> **To be done**
Type out the data exactly as given. Skip any image.
** Begin Extracted material **
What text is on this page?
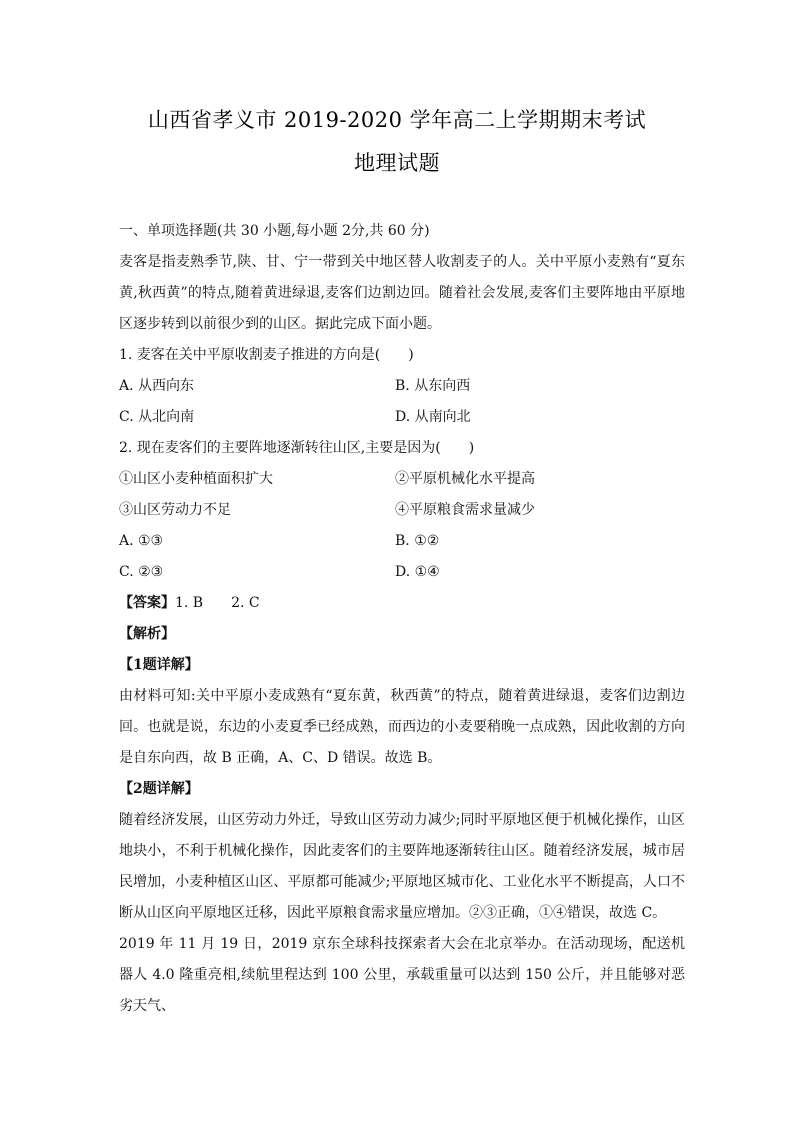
山西省孝义市 2019-2020 学年高二上学期期末考试
地理试题
一、单项选择题(共 30 小题,每小题 2分,共 60 分)
麦客是指麦熟季节,陕、甘、宁一带到关中地区替人收割麦子的人。关中平原小麦熟有“夏东黄,秋西黄”的特点,随着黄进绿退,麦客们边割边回。随着社会发展,麦客们主要阵地由平原地区逐步转到以前很少到的山区。据此完成下面小题。
1. 麦客在关中平原收割麦子推进的方向是(　　)
A. 从西向东	B. 从东向西
C. 从北向南	D. 从南向北
2. 现在麦客们的主要阵地逐渐转往山区,主要是因为(　　)
①山区小麦种植面积扩大	②平原机械化水平提高
③山区劳动力不足	④平原粮食需求量减少
A. ①③	B. ①②
C. ②③	D. ①④
【答案】1. B　　2. C
【解析】
【1题详解】
由材料可知:关中平原小麦成熟有“夏东黄，秋西黄”的特点，随着黄进绿退，麦客们边割边回。也就是说，东边的小麦夏季已经成熟，而西边的小麦要稍晚一点成熟，因此收割的方向是自东向西，故 B 正确，A、C、D 错误。故选 B。
【2题详解】
随着经济发展，山区劳动力外迁，导致山区劳动力减少;同时平原地区便于机械化操作，山区地块小，不利于机械化操作，因此麦客们的主要阵地逐渐转往山区。随着经济发展，城市居民增加，小麦种植区山区、平原都可能减少;平原地区城市化、工业化水平不断提高，人口不断从山区向平原地区迁移，因此平原粮食需求量应增加。②③正确，①④错误，故选 C。
2019 年 11 月 19 日，2019 京东全球科技探索者大会在北京举办。在活动现场，配送机器人 4.0 隆重亮相,续航里程达到 100 公里，承载重量可以达到 150 公斤，并且能够对恶劣天气、
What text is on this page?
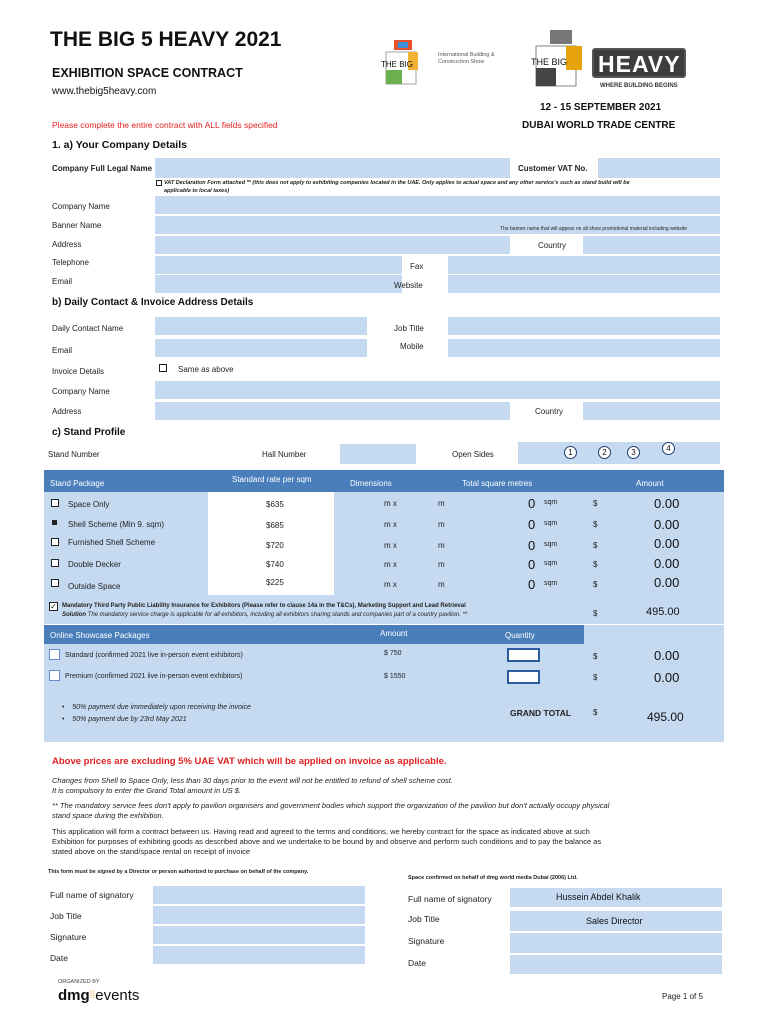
THE BIG 5 HEAVY 2021
EXHIBITION SPACE CONTRACT
www.thebig5heavy.com
THE BIG
International Building & Construction Show	THE BIG HEAVY
WHERE BUILDING BEGINS
12 - 15 SEPTEMBER 2021
Please complete the entire contract with ALL fields specified	DUBAI WORLD TRADE CENTRE
1. a) Your Company Details
Company Full Legal Name	Customer VAT No.
VAT Declaration Form attached ** (this does not apply to exhibiting companies located in the UAE. Only applies to actual space and any other service's such as stand build will be
applicable to local taxes)
Company Name
Banner Name	The banner name that will appear on all show promotional material including website
Address	Country
Telephone	Fax
Email	Website
b) Daily Contact & Invoice Address Details
Daily Contact Name	Job Title
Email	Mobile
Invoice Details	Same as above
Company Name
Address	Country
c) Stand Profile
Stand Number	Hall Number	Open Sides	1	2	3	4
Stand Package	Standard rate per sqm	Dimensions	Total square metres	Amount
Space Only	$635	m x	m	0 sqm	$	0.00
Shell Scheme (Min 9. sqm)	$685	m x	m	0 sqm	$	0.00
Furnished Shell Scheme	$720	m x	m	0 sqm	$	0.00
Double Decker	$740	m x	m	0 sqm	$	0.00
Outside Space	$225	m x	m	0 sqm	$	0.00
✓ Mandatory Third Party Public Liability Insurance for Exhibitors (Please refer to clause 14a in the T&Cs), Marketing Support and Lead Retrieval
Solution The mandatory service charge is applicable for all exhibitors, including all exhibitors sharing stands and companies part of a country pavilion. **	$	495.00
Online Showcase Packages	Amount	Quantity
Standard (confirmed 2021 live in-person event exhibitors)	$ 750	$	0.00
Premium (confirmed 2021 live in-person event exhibitors)	$ 1550	$	0.00
•    50% payment due immediately upon receiving the invoice
•    50% payment due by 23rd May 2021
GRAND TOTAL	$	495.00
Above prices are excluding 5% UAE VAT which will be applied on invoice as applicable.
Changes from Shell to Space Only, less than 30 days prior to the event will not be entitled to refund of shell scheme cost.
It is compulsory to enter the Grand Total amount in US $.
** The mandatory service fees don't apply to pavilion organisers and government bodies which support the organization of the pavilion but don't actually occupy physical
stand space during the exhibition.
This application will form a contract between us. Having read and agreed to the terms and conditions, we hereby contract for the space as indicated above at such
Exhibition for purposes of exhibiting goods as described above and we undertake to be bound by and observe and perform such conditions and to pay the balance as
stated above on the stand/space rental on receipt of invoice
This form must be signed by a Director or person authorized to purchase on behalf of the company.
Space confirmed on behalf of dmg world media Dubai (2006) Ltd.
Full name of signatory
Job Title
Signature
Date
Full name of signatory	Hussein Abdel Khalik
Job Title	Sales Director
Signature
Date
ORGANIZED BY
dmg⁞⁞events	Page 1 of 5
** End Extracted material **
> **Output of the task**
What text is on this page?
山西省孝义市 2019-2020 学年高二上学期期末考试
地理试题
一、单项选择题(共 30 小题,每小题 2分,共 60 分)
麦客是指麦熟季节,陕、甘、宁一带到关中地区替人收割麦子的人。关中平原小麦熟有“夏东黄,秋西黄”的特点,随着黄进绿退,麦客们边割边回。随着社会发展,麦客们主要阵地由平原地区逐步转到以前很少到的山区。据此完成下面小题。
1. 麦客在关中平原收割麦子推进的方向是(　　)
A. 从西向东	B. 从东向西
C. 从北向南	D. 从南向北
2. 现在麦客们的主要阵地逐渐转往山区,主要是因为(　　)
①山区小麦种植面积扩大	②平原机械化水平提高
③山区劳动力不足	④平原粮食需求量减少
A. ①③	B. ①②
C. ②③	D. ①④
【答案】1. B　　2. C
【解析】
【1题详解】
由材料可知:关中平原小麦成熟有“夏东黄，秋西黄”的特点，随着黄进绿退，麦客们边割边回。也就是说，东边的小麦夏季已经成熟，而西边的小麦要稍晚一点成熟，因此收割的方向是自东向西，故 B 正确，A、C、D 错误。故选 B。
【2题详解】
随着经济发展，山区劳动力外迁，导致山区劳动力减少;同时平原地区便于机械化操作，山区地块小，不利于机械化操作，因此麦客们的主要阵地逐渐转往山区。随着经济发展，城市居民增加，小麦种植区山区、平原都可能减少;平原地区城市化、工业化水平不断提高，人口不断从山区向平原地区迁移，因此平原粮食需求量应增加。②③正确，①④错误，故选 C。
2019 年 11 月 19 日，2019 京东全球科技探索者大会在北京举办。在活动现场，配送机器人 4.0 隆重亮相,续航里程达到 100 公里，承载重量可以达到 150 公斤，并且能够对恶劣天气、
What text is on this page?
THE BIG 5 HEAVY 2021
EXHIBITION SPACE CONTRACT
www.thebig5heavy.com
THE BIG
International Building & Construction Show	THE BIG HEAVY
WHERE BUILDING BEGINS
12 - 15 SEPTEMBER 2021
Please complete the entire contract with ALL fields specified	DUBAI WORLD TRADE CENTRE
1. a) Your Company Details
Company Full Legal Name	Customer VAT No.
VAT Declaration Form attached ** (this does not apply to exhibiting companies located in the UAE. Only applies to actual space and any other service's such as stand build will be
applicable to local taxes)
Company Name
Banner Name	The banner name that will appear on all show promotional material including website
Address	Country
Telephone	Fax
Email	Website
b) Daily Contact & Invoice Address Details
Daily Contact Name	Job Title
Email	Mobile
Invoice Details	Same as above
Company Name
Address	Country
c) Stand Profile
Stand Number	Hall Number	Open Sides	1	2	3	4
Stand Package	Standard rate per sqm	Dimensions	Total square metres	Amount
Space Only	$635	m x	m	0 sqm	$	0.00
Shell Scheme (Min 9. sqm)	$685	m x	m	0 sqm	$	0.00
Furnished Shell Scheme	$720	m x	m	0 sqm	$	0.00
Double Decker	$740	m x	m	0 sqm	$	0.00
Outside Space	$225	m x	m	0 sqm	$	0.00
✓ Mandatory Third Party Public Liability Insurance for Exhibitors (Please refer to clause 14a in the T&Cs), Marketing Support and Lead Retrieval
Solution The mandatory service charge is applicable for all exhibitors, including all exhibitors sharing stands and companies part of a country pavilion. **	$	495.00
Online Showcase Packages	Amount	Quantity
Standard (confirmed 2021 live in-person event exhibitors)	$ 750	$	0.00
Premium (confirmed 2021 live in-person event exhibitors)	$ 1550	$	0.00
•    50% payment due immediately upon receiving the invoice
•    50% payment due by 23rd May 2021
GRAND TOTAL	$	495.00
Above prices are excluding 5% UAE VAT which will be applied on invoice as applicable.
Changes from Shell to Space Only, less than 30 days prior to the event will not be entitled to refund of shell scheme cost.
It is compulsory to enter the Grand Total amount in US $.
** The mandatory service fees don't apply to pavilion organisers and government bodies which support the organization of the pavilion but don't actually occupy physical
stand space during the exhibition.
This application will form a contract between us. Having read and agreed to the terms and conditions, we hereby contract for the space as indicated above at such
Exhibition for purposes of exhibiting goods as described above and we undertake to be bound by and observe and perform such conditions and to pay the balance as
stated above on the stand/space rental on receipt of invoice
This form must be signed by a Director or person authorized to purchase on behalf of the company.
Space confirmed on behalf of dmg world media Dubai (2006) Ltd.
Full name of signatory
Job Title
Signature
Date
Full name of signatory	Hussein Abdel Khalik
Job Title	Sales Director
Signature
Date
ORGANIZED BY
dmg⁞⁞events	Page 1 of 5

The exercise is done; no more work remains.